Problem to work on: Give the material once more, word for word, without any images.

Provided data:
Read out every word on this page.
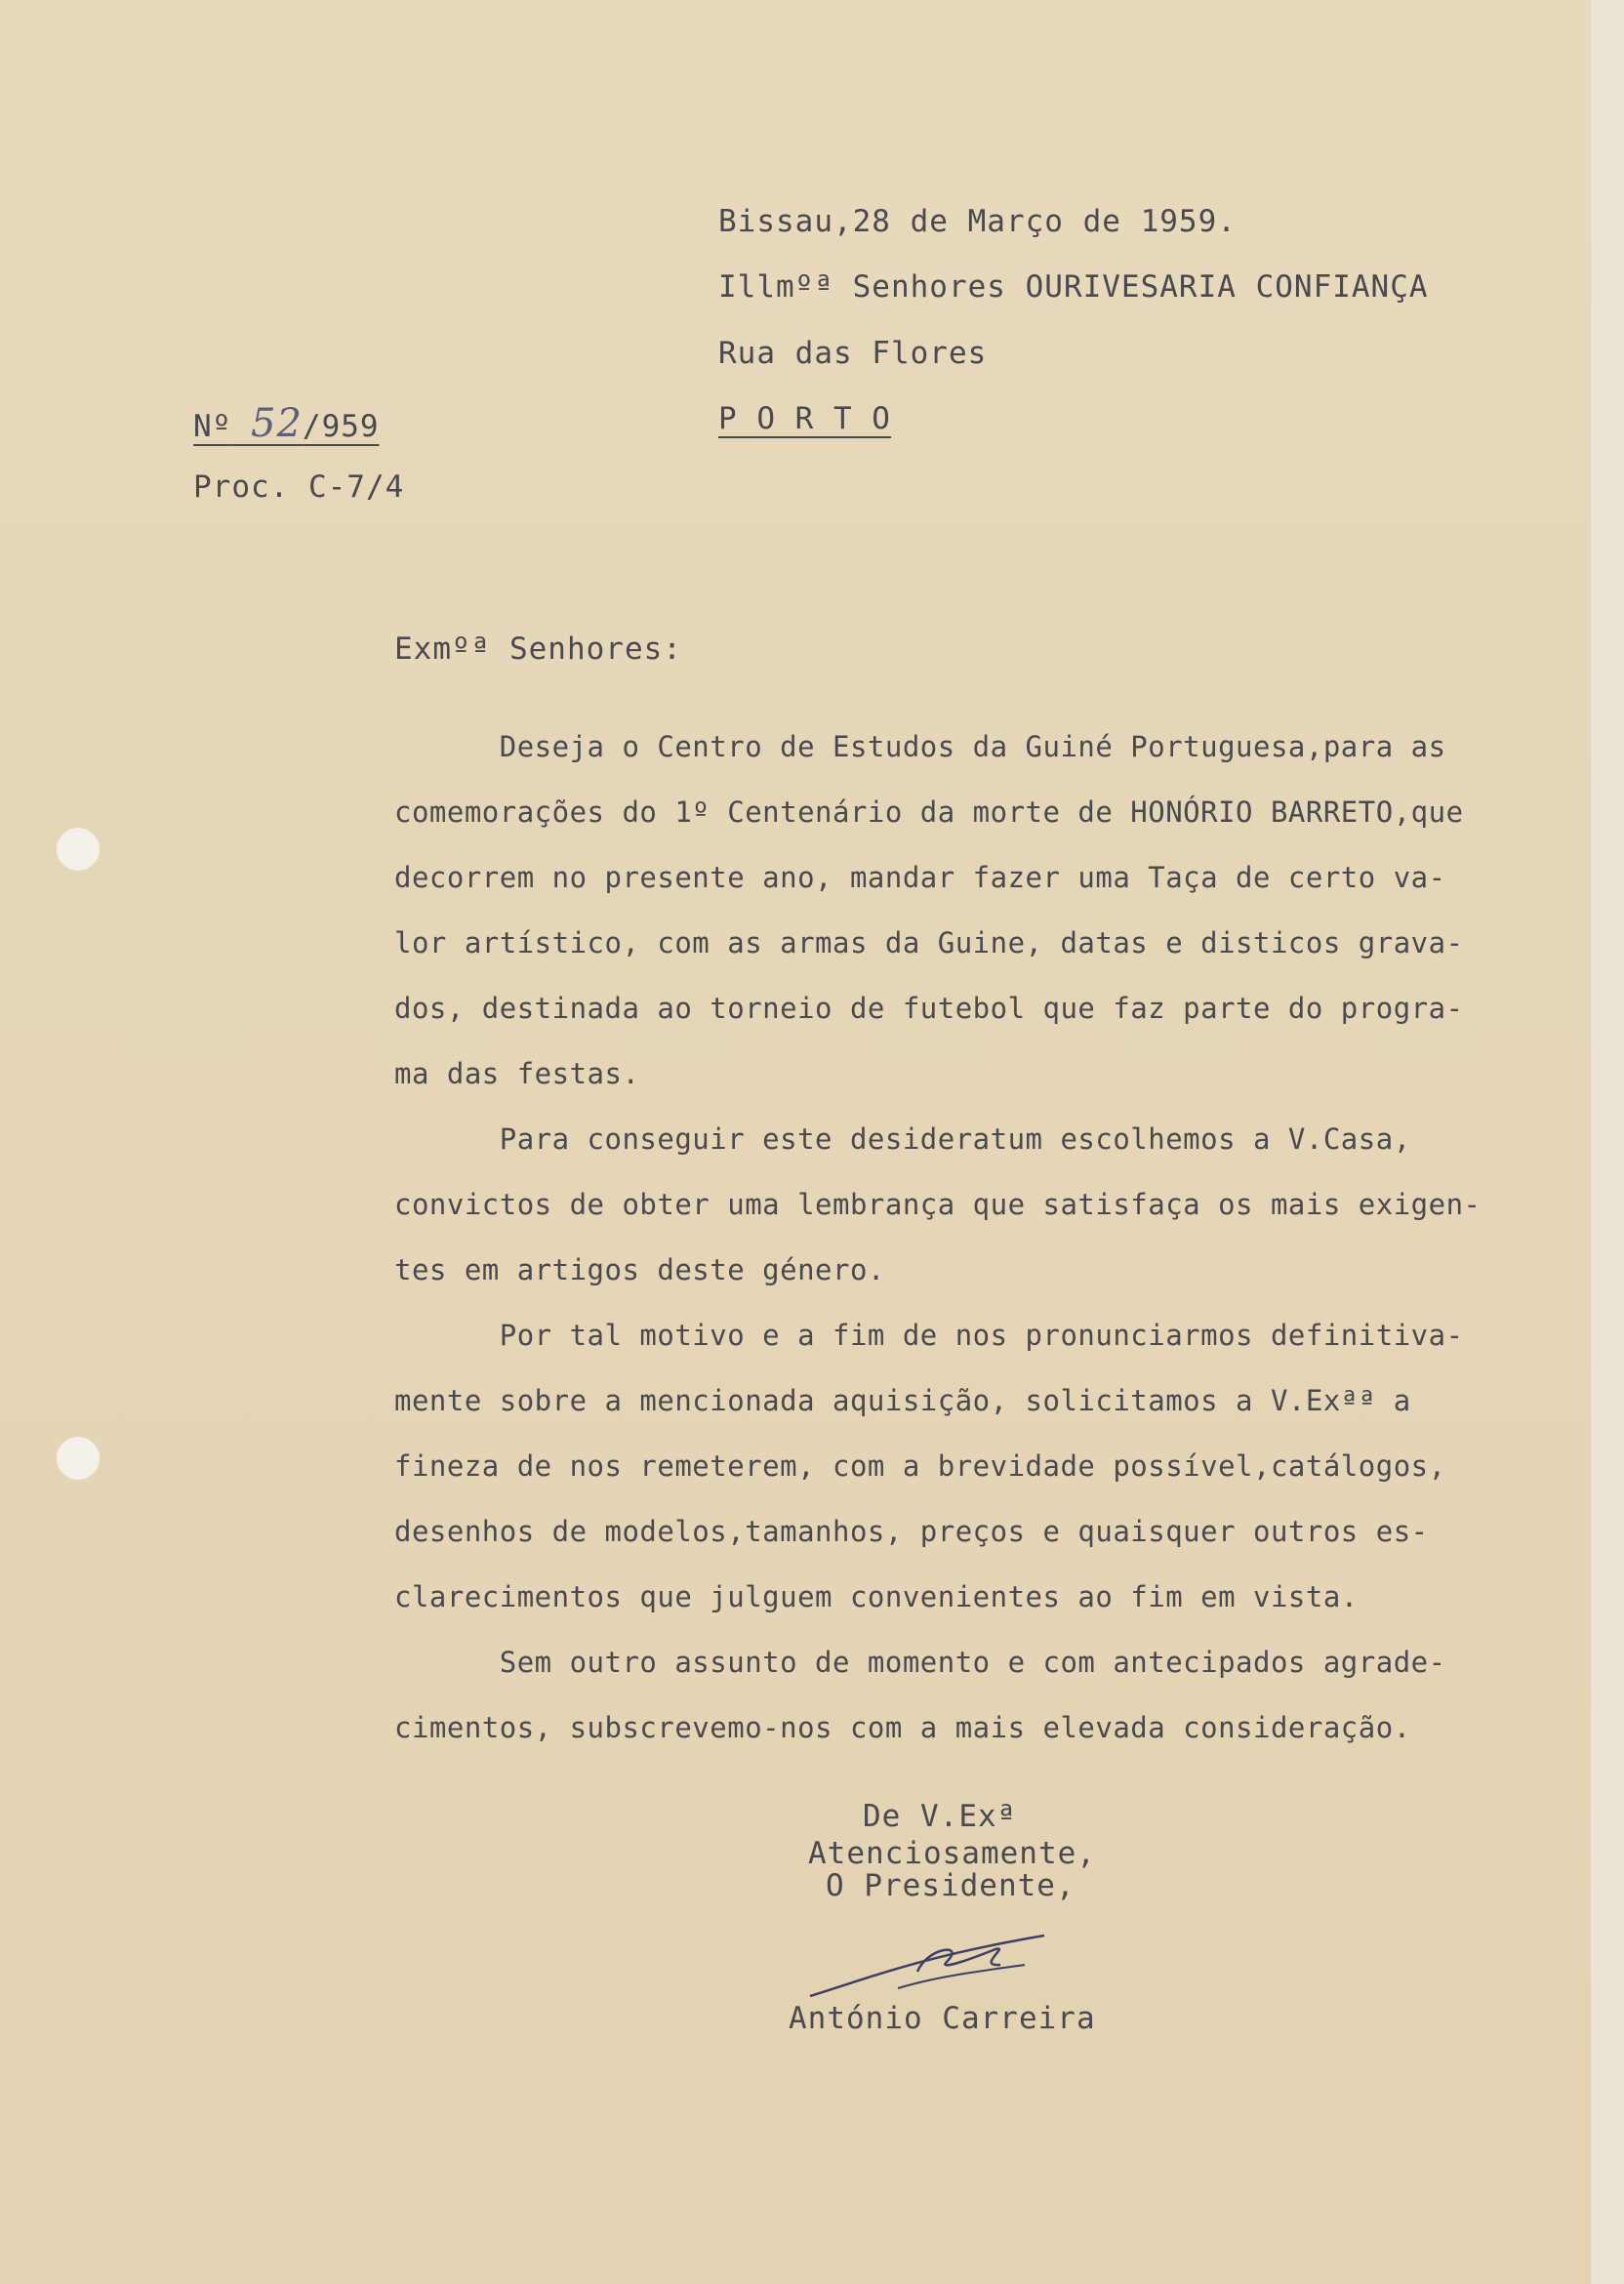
Bissau,28 de Março de 1959.
Illmºª Senhores OURIVESARIA CONFIANÇA
Rua das Flores
P O R T O
Nº 52/959
Proc. C-7/4
Exmºª Senhores:
Deseja o Centro de Estudos da Guiné Portuguesa,para as
comemorações do 1º Centenário da morte de HONÓRIO BARRETO,que
decorrem no presente ano, mandar fazer uma Taça de certo va-
lor artístico, com as armas da Guine, datas e disticos grava-
dos, destinada ao torneio de futebol que faz parte do progra-
ma das festas.
Para conseguir este desideratum escolhemos a V.Casa,
convictos de obter uma lembrança que satisfaça os mais exigen-
tes em artigos deste género.
Por tal motivo e a fim de nos pronunciarmos definitiva-
mente sobre a mencionada aquisição, solicitamos a V.Exªª a
fineza de nos remeterem, com a brevidade possível,catálogos,
desenhos de modelos,tamanhos, preços e quaisquer outros es-
clarecimentos que julguem convenientes ao fim em vista.
Sem outro assunto de momento e com antecipados agrade-
cimentos, subscrevemo-nos com a mais elevada consideração.
De V.Exª
Atenciosamente,
O Presidente,
António Carreira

Solution for this task:
Read out every word on this page.
Bissau,28 de Março de 1959.
Illmºª Senhores OURIVESARIA CONFIANÇA
Rua das Flores
P O R T O
Nº 52/959
Proc. C-7/4
Exmºª Senhores:
Deseja o Centro de Estudos da Guiné Portuguesa,para as
comemorações do 1º Centenário da morte de HONÓRIO BARRETO,que
decorrem no presente ano, mandar fazer uma Taça de certo va-
lor artístico, com as armas da Guine, datas e disticos grava-
dos, destinada ao torneio de futebol que faz parte do progra-
ma das festas.
Para conseguir este desideratum escolhemos a V.Casa,
convictos de obter uma lembrança que satisfaça os mais exigen-
tes em artigos deste género.
Por tal motivo e a fim de nos pronunciarmos definitiva-
mente sobre a mencionada aquisição, solicitamos a V.Exªª a
fineza de nos remeterem, com a brevidade possível,catálogos,
desenhos de modelos,tamanhos, preços e quaisquer outros es-
clarecimentos que julguem convenientes ao fim em vista.
Sem outro assunto de momento e com antecipados agrade-
cimentos, subscrevemo-nos com a mais elevada consideração.
De V.Exª
Atenciosamente,
O Presidente,
António Carreira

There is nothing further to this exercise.